### THE DATA
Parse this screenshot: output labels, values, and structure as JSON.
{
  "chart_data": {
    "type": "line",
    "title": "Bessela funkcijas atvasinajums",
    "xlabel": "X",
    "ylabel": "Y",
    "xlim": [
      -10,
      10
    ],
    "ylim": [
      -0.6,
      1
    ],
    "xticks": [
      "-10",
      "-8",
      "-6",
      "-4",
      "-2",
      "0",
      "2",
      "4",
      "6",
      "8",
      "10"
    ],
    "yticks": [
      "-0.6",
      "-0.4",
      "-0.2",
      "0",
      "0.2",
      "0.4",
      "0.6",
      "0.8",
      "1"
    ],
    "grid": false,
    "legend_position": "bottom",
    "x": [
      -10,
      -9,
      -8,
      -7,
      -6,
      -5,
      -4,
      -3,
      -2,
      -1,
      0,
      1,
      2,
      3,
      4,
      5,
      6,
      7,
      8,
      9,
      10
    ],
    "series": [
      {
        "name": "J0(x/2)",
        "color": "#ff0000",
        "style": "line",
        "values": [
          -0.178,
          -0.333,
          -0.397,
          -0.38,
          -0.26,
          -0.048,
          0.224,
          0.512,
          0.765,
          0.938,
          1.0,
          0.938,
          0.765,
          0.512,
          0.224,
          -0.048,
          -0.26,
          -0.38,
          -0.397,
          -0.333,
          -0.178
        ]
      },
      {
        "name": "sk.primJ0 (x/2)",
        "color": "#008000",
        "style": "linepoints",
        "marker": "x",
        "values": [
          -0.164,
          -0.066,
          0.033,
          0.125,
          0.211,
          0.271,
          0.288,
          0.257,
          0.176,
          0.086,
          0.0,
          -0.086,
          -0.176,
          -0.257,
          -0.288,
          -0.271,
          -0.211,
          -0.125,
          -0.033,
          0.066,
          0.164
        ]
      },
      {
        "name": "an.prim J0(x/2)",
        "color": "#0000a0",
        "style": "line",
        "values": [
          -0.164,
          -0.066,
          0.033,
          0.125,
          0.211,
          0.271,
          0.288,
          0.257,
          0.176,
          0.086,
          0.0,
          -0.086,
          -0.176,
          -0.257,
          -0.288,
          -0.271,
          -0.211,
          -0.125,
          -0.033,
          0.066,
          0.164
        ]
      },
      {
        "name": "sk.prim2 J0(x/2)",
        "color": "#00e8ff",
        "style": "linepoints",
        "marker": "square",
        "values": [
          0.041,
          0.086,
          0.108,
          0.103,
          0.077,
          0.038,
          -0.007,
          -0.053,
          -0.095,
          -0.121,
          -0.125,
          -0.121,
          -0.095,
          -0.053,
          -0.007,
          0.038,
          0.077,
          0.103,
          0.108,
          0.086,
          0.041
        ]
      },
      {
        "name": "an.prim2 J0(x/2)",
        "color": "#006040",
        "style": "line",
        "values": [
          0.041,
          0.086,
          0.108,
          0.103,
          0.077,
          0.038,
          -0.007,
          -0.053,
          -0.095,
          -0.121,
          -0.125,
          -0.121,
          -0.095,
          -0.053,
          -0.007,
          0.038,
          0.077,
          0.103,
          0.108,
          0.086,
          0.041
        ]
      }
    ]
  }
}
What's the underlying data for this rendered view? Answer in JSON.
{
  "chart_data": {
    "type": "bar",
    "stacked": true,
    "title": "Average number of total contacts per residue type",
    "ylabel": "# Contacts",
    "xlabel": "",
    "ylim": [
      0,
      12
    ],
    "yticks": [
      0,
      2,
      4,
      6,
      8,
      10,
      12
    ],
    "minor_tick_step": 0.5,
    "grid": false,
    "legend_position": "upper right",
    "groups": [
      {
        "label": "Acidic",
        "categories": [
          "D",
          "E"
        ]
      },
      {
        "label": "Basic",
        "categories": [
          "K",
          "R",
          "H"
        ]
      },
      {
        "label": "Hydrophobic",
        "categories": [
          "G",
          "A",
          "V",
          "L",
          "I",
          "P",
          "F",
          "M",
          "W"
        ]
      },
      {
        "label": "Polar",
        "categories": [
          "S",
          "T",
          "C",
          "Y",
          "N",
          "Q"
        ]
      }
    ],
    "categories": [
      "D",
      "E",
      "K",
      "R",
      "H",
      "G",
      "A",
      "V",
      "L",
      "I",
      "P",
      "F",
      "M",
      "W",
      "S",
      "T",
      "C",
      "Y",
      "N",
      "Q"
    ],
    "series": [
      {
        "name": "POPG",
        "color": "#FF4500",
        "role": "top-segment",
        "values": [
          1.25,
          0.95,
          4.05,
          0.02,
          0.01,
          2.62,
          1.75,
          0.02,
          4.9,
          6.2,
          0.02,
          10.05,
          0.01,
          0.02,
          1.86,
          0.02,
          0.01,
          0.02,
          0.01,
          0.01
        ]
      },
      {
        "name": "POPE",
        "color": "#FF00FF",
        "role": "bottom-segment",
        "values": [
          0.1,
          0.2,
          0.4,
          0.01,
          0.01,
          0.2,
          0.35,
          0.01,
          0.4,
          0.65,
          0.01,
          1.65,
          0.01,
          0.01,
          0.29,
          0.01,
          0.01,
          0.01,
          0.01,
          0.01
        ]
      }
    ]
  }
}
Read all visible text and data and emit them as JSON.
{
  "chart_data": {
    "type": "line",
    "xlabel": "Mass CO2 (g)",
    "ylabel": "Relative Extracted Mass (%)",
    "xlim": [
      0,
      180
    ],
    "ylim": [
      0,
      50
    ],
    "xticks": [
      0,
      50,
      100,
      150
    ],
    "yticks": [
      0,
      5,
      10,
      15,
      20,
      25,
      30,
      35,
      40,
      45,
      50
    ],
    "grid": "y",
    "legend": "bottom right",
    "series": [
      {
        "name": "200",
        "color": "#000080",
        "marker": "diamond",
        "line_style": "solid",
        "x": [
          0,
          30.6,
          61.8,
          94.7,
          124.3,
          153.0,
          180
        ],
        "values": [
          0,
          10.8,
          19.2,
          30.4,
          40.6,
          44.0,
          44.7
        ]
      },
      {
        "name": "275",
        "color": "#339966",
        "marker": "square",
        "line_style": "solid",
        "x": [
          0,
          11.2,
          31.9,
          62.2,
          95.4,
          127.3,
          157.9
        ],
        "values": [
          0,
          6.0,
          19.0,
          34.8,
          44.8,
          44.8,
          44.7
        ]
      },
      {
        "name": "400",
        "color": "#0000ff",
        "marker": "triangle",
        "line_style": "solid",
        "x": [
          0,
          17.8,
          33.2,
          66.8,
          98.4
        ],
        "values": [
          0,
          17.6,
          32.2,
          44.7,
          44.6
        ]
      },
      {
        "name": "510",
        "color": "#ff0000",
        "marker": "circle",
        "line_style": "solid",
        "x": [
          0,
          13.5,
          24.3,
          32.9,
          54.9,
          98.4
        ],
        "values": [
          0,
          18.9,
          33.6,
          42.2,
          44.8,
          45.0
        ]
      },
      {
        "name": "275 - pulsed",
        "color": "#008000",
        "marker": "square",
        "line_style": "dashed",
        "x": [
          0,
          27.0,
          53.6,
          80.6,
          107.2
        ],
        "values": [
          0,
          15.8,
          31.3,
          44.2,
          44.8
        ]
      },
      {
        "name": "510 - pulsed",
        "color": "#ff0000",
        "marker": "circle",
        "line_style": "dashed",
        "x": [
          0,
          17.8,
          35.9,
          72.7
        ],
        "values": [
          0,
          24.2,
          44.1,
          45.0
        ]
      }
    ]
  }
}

### EXERCISE DETAILS
Write out the full listing, keeping every line exactly as it is.

### EXERCISE RESPONSE
Parse this screenshot: output labels, values, and structure as JSON.
{
  "chart_data": {
    "type": "line",
    "title": "Bessela funkcijas atvasinajums",
    "xlabel": "X",
    "ylabel": "Y",
    "xlim": [
      -10,
      10
    ],
    "ylim": [
      -0.6,
      1
    ],
    "xticks": [
      "-10",
      "-8",
      "-6",
      "-4",
      "-2",
      "0",
      "2",
      "4",
      "6",
      "8",
      "10"
    ],
    "yticks": [
      "-0.6",
      "-0.4",
      "-0.2",
      "0",
      "0.2",
      "0.4",
      "0.6",
      "0.8",
      "1"
    ],
    "grid": false,
    "legend_position": "bottom",
    "x": [
      -10,
      -9,
      -8,
      -7,
      -6,
      -5,
      -4,
      -3,
      -2,
      -1,
      0,
      1,
      2,
      3,
      4,
      5,
      6,
      7,
      8,
      9,
      10
    ],
    "series": [
      {
        "name": "J0(x/2)",
        "color": "#ff0000",
        "style": "line",
        "values": [
          -0.178,
          -0.333,
          -0.397,
          -0.38,
          -0.26,
          -0.048,
          0.224,
          0.512,
          0.765,
          0.938,
          1.0,
          0.938,
          0.765,
          0.512,
          0.224,
          -0.048,
          -0.26,
          -0.38,
          -0.397,
          -0.333,
          -0.178
        ]
      },
      {
        "name": "sk.primJ0 (x/2)",
        "color": "#008000",
        "style": "linepoints",
        "marker": "x",
        "values": [
          -0.164,
          -0.066,
          0.033,
          0.125,
          0.211,
          0.271,
          0.288,
          0.257,
          0.176,
          0.086,
          0.0,
          -0.086,
          -0.176,
          -0.257,
          -0.288,
          -0.271,
          -0.211,
          -0.125,
          -0.033,
          0.066,
          0.164
        ]
      },
      {
        "name": "an.prim J0(x/2)",
        "color": "#0000a0",
        "style": "line",
        "values": [
          -0.164,
          -0.066,
          0.033,
          0.125,
          0.211,
          0.271,
          0.288,
          0.257,
          0.176,
          0.086,
          0.0,
          -0.086,
          -0.176,
          -0.257,
          -0.288,
          -0.271,
          -0.211,
          -0.125,
          -0.033,
          0.066,
          0.164
        ]
      },
      {
        "name": "sk.prim2 J0(x/2)",
        "color": "#00e8ff",
        "style": "linepoints",
        "marker": "square",
        "values": [
          0.041,
          0.086,
          0.108,
          0.103,
          0.077,
          0.038,
          -0.007,
          -0.053,
          -0.095,
          -0.121,
          -0.125,
          -0.121,
          -0.095,
          -0.053,
          -0.007,
          0.038,
          0.077,
          0.103,
          0.108,
          0.086,
          0.041
        ]
      },
      {
        "name": "an.prim2 J0(x/2)",
        "color": "#006040",
        "style": "line",
        "values": [
          0.041,
          0.086,
          0.108,
          0.103,
          0.077,
          0.038,
          -0.007,
          -0.053,
          -0.095,
          -0.121,
          -0.125,
          -0.121,
          -0.095,
          -0.053,
          -0.007,
          0.038,
          0.077,
          0.103,
          0.108,
          0.086,
          0.041
        ]
      }
    ]
  }
}
What's the underlying data for this rendered view? Answer in JSON.
{
  "chart_data": {
    "type": "bar",
    "stacked": true,
    "title": "Average number of total contacts per residue type",
    "ylabel": "# Contacts",
    "xlabel": "",
    "ylim": [
      0,
      12
    ],
    "yticks": [
      0,
      2,
      4,
      6,
      8,
      10,
      12
    ],
    "minor_tick_step": 0.5,
    "grid": false,
    "legend_position": "upper right",
    "groups": [
      {
        "label": "Acidic",
        "categories": [
          "D",
          "E"
        ]
      },
      {
        "label": "Basic",
        "categories": [
          "K",
          "R",
          "H"
        ]
      },
      {
        "label": "Hydrophobic",
        "categories": [
          "G",
          "A",
          "V",
          "L",
          "I",
          "P",
          "F",
          "M",
          "W"
        ]
      },
      {
        "label": "Polar",
        "categories": [
          "S",
          "T",
          "C",
          "Y",
          "N",
          "Q"
        ]
      }
    ],
    "categories": [
      "D",
      "E",
      "K",
      "R",
      "H",
      "G",
      "A",
      "V",
      "L",
      "I",
      "P",
      "F",
      "M",
      "W",
      "S",
      "T",
      "C",
      "Y",
      "N",
      "Q"
    ],
    "series": [
      {
        "name": "POPG",
        "color": "#FF4500",
        "role": "top-segment",
        "values": [
          1.25,
          0.95,
          4.05,
          0.02,
          0.01,
          2.62,
          1.75,
          0.02,
          4.9,
          6.2,
          0.02,
          10.05,
          0.01,
          0.02,
          1.86,
          0.02,
          0.01,
          0.02,
          0.01,
          0.01
        ]
      },
      {
        "name": "POPE",
        "color": "#FF00FF",
        "role": "bottom-segment",
        "values": [
          0.1,
          0.2,
          0.4,
          0.01,
          0.01,
          0.2,
          0.35,
          0.01,
          0.4,
          0.65,
          0.01,
          1.65,
          0.01,
          0.01,
          0.29,
          0.01,
          0.01,
          0.01,
          0.01,
          0.01
        ]
      }
    ]
  }
}
Read all visible text and data and emit them as JSON.
{
  "chart_data": {
    "type": "line",
    "xlabel": "Mass CO2 (g)",
    "ylabel": "Relative Extracted Mass (%)",
    "xlim": [
      0,
      180
    ],
    "ylim": [
      0,
      50
    ],
    "xticks": [
      0,
      50,
      100,
      150
    ],
    "yticks": [
      0,
      5,
      10,
      15,
      20,
      25,
      30,
      35,
      40,
      45,
      50
    ],
    "grid": "y",
    "legend": "bottom right",
    "series": [
      {
        "name": "200",
        "color": "#000080",
        "marker": "diamond",
        "line_style": "solid",
        "x": [
          0,
          30.6,
          61.8,
          94.7,
          124.3,
          153.0,
          180
        ],
        "values": [
          0,
          10.8,
          19.2,
          30.4,
          40.6,
          44.0,
          44.7
        ]
      },
      {
        "name": "275",
        "color": "#339966",
        "marker": "square",
        "line_style": "solid",
        "x": [
          0,
          11.2,
          31.9,
          62.2,
          95.4,
          127.3,
          157.9
        ],
        "values": [
          0,
          6.0,
          19.0,
          34.8,
          44.8,
          44.8,
          44.7
        ]
      },
      {
        "name": "400",
        "color": "#0000ff",
        "marker": "triangle",
        "line_style": "solid",
        "x": [
          0,
          17.8,
          33.2,
          66.8,
          98.4
        ],
        "values": [
          0,
          17.6,
          32.2,
          44.7,
          44.6
        ]
      },
      {
        "name": "510",
        "color": "#ff0000",
        "marker": "circle",
        "line_style": "solid",
        "x": [
          0,
          13.5,
          24.3,
          32.9,
          54.9,
          98.4
        ],
        "values": [
          0,
          18.9,
          33.6,
          42.2,
          44.8,
          45.0
        ]
      },
      {
        "name": "275 - pulsed",
        "color": "#008000",
        "marker": "square",
        "line_style": "dashed",
        "x": [
          0,
          27.0,
          53.6,
          80.6,
          107.2
        ],
        "values": [
          0,
          15.8,
          31.3,
          44.2,
          44.8
        ]
      },
      {
        "name": "510 - pulsed",
        "color": "#ff0000",
        "marker": "circle",
        "line_style": "dashed",
        "x": [
          0,
          17.8,
          35.9,
          72.7
        ],
        "values": [
          0,
          24.2,
          44.1,
          45.0
        ]
      }
    ]
  }
}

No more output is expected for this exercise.